[Stored items]

▬▬▬▬▬▬

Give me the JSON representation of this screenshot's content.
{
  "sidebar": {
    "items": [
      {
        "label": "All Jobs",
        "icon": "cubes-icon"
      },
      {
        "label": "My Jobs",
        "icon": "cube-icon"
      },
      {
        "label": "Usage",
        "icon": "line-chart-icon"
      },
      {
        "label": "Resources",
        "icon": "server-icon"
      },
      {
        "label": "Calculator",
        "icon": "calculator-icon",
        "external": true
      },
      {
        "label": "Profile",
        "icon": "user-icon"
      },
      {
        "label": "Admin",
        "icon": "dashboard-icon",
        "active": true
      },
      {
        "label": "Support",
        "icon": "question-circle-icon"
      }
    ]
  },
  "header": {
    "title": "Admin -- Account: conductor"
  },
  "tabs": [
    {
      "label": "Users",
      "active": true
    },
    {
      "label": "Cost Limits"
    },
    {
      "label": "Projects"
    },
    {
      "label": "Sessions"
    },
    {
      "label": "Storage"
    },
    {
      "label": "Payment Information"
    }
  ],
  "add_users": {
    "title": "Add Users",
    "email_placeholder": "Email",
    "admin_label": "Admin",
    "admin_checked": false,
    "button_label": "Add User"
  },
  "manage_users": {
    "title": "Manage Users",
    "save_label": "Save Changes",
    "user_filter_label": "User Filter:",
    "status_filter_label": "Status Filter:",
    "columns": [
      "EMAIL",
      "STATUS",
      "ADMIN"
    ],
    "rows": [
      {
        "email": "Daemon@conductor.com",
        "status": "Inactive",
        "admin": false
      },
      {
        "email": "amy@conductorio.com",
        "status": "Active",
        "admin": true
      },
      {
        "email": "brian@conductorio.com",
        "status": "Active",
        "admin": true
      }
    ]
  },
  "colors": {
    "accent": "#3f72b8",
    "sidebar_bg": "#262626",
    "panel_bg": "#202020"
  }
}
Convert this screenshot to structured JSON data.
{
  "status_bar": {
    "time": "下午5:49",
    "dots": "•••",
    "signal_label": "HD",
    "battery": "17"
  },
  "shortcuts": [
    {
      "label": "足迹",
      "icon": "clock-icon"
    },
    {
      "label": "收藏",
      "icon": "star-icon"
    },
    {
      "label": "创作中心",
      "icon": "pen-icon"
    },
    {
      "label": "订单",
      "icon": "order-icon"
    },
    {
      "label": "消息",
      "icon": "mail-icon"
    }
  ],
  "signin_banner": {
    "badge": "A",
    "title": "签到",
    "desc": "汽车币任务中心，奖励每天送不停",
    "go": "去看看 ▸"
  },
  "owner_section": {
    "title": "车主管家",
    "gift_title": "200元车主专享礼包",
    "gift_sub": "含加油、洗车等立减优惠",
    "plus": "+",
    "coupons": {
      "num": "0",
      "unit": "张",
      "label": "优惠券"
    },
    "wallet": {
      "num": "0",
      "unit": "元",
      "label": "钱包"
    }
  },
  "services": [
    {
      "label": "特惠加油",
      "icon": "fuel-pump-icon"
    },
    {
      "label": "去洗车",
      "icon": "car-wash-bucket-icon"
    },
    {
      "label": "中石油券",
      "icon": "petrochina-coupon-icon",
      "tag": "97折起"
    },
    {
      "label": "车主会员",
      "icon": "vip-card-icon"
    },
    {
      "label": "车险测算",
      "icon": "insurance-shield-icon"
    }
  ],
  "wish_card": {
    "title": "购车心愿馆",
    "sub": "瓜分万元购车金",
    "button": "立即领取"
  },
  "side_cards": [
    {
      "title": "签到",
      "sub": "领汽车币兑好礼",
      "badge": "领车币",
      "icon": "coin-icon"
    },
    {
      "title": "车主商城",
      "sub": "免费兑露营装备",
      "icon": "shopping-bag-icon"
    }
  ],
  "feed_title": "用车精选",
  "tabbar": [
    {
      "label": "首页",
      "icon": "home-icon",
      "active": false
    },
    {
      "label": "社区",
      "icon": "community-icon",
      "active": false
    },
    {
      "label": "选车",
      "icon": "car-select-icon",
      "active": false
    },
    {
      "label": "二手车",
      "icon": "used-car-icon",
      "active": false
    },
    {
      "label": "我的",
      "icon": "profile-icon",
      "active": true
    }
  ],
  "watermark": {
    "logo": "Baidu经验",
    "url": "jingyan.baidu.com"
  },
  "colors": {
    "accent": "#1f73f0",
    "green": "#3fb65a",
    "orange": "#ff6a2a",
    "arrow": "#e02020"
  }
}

▬▬▬▬▬▬

**WHAT IS REQUIRED**
Reproduce the full set of records precisely.

**ANSWER TO THE TASK**
Give me the JSON representation of this screenshot's content.
{
  "sidebar": {
    "items": [
      {
        "label": "All Jobs",
        "icon": "cubes-icon"
      },
      {
        "label": "My Jobs",
        "icon": "cube-icon"
      },
      {
        "label": "Usage",
        "icon": "line-chart-icon"
      },
      {
        "label": "Resources",
        "icon": "server-icon"
      },
      {
        "label": "Calculator",
        "icon": "calculator-icon",
        "external": true
      },
      {
        "label": "Profile",
        "icon": "user-icon"
      },
      {
        "label": "Admin",
        "icon": "dashboard-icon",
        "active": true
      },
      {
        "label": "Support",
        "icon": "question-circle-icon"
      }
    ]
  },
  "header": {
    "title": "Admin -- Account: conductor"
  },
  "tabs": [
    {
      "label": "Users",
      "active": true
    },
    {
      "label": "Cost Limits"
    },
    {
      "label": "Projects"
    },
    {
      "label": "Sessions"
    },
    {
      "label": "Storage"
    },
    {
      "label": "Payment Information"
    }
  ],
  "add_users": {
    "title": "Add Users",
    "email_placeholder": "Email",
    "admin_label": "Admin",
    "admin_checked": false,
    "button_label": "Add User"
  },
  "manage_users": {
    "title": "Manage Users",
    "save_label": "Save Changes",
    "user_filter_label": "User Filter:",
    "status_filter_label": "Status Filter:",
    "columns": [
      "EMAIL",
      "STATUS",
      "ADMIN"
    ],
    "rows": [
      {
        "email": "Daemon@conductor.com",
        "status": "Inactive",
        "admin": false
      },
      {
        "email": "amy@conductorio.com",
        "status": "Active",
        "admin": true
      },
      {
        "email": "brian@conductorio.com",
        "status": "Active",
        "admin": true
      }
    ]
  },
  "colors": {
    "accent": "#3f72b8",
    "sidebar_bg": "#262626",
    "panel_bg": "#202020"
  }
}
Convert this screenshot to structured JSON data.
{
  "status_bar": {
    "time": "下午5:49",
    "dots": "•••",
    "signal_label": "HD",
    "battery": "17"
  },
  "shortcuts": [
    {
      "label": "足迹",
      "icon": "clock-icon"
    },
    {
      "label": "收藏",
      "icon": "star-icon"
    },
    {
      "label": "创作中心",
      "icon": "pen-icon"
    },
    {
      "label": "订单",
      "icon": "order-icon"
    },
    {
      "label": "消息",
      "icon": "mail-icon"
    }
  ],
  "signin_banner": {
    "badge": "A",
    "title": "签到",
    "desc": "汽车币任务中心，奖励每天送不停",
    "go": "去看看 ▸"
  },
  "owner_section": {
    "title": "车主管家",
    "gift_title": "200元车主专享礼包",
    "gift_sub": "含加油、洗车等立减优惠",
    "plus": "+",
    "coupons": {
      "num": "0",
      "unit": "张",
      "label": "优惠券"
    },
    "wallet": {
      "num": "0",
      "unit": "元",
      "label": "钱包"
    }
  },
  "services": [
    {
      "label": "特惠加油",
      "icon": "fuel-pump-icon"
    },
    {
      "label": "去洗车",
      "icon": "car-wash-bucket-icon"
    },
    {
      "label": "中石油券",
      "icon": "petrochina-coupon-icon",
      "tag": "97折起"
    },
    {
      "label": "车主会员",
      "icon": "vip-card-icon"
    },
    {
      "label": "车险测算",
      "icon": "insurance-shield-icon"
    }
  ],
  "wish_card": {
    "title": "购车心愿馆",
    "sub": "瓜分万元购车金",
    "button": "立即领取"
  },
  "side_cards": [
    {
      "title": "签到",
      "sub": "领汽车币兑好礼",
      "badge": "领车币",
      "icon": "coin-icon"
    },
    {
      "title": "车主商城",
      "sub": "免费兑露营装备",
      "icon": "shopping-bag-icon"
    }
  ],
  "feed_title": "用车精选",
  "tabbar": [
    {
      "label": "首页",
      "icon": "home-icon",
      "active": false
    },
    {
      "label": "社区",
      "icon": "community-icon",
      "active": false
    },
    {
      "label": "选车",
      "icon": "car-select-icon",
      "active": false
    },
    {
      "label": "二手车",
      "icon": "used-car-icon",
      "active": false
    },
    {
      "label": "我的",
      "icon": "profile-icon",
      "active": true
    }
  ],
  "watermark": {
    "logo": "Baidu经验",
    "url": "jingyan.baidu.com"
  },
  "colors": {
    "accent": "#1f73f0",
    "green": "#3fb65a",
    "orange": "#ff6a2a",
    "arrow": "#e02020"
  }
}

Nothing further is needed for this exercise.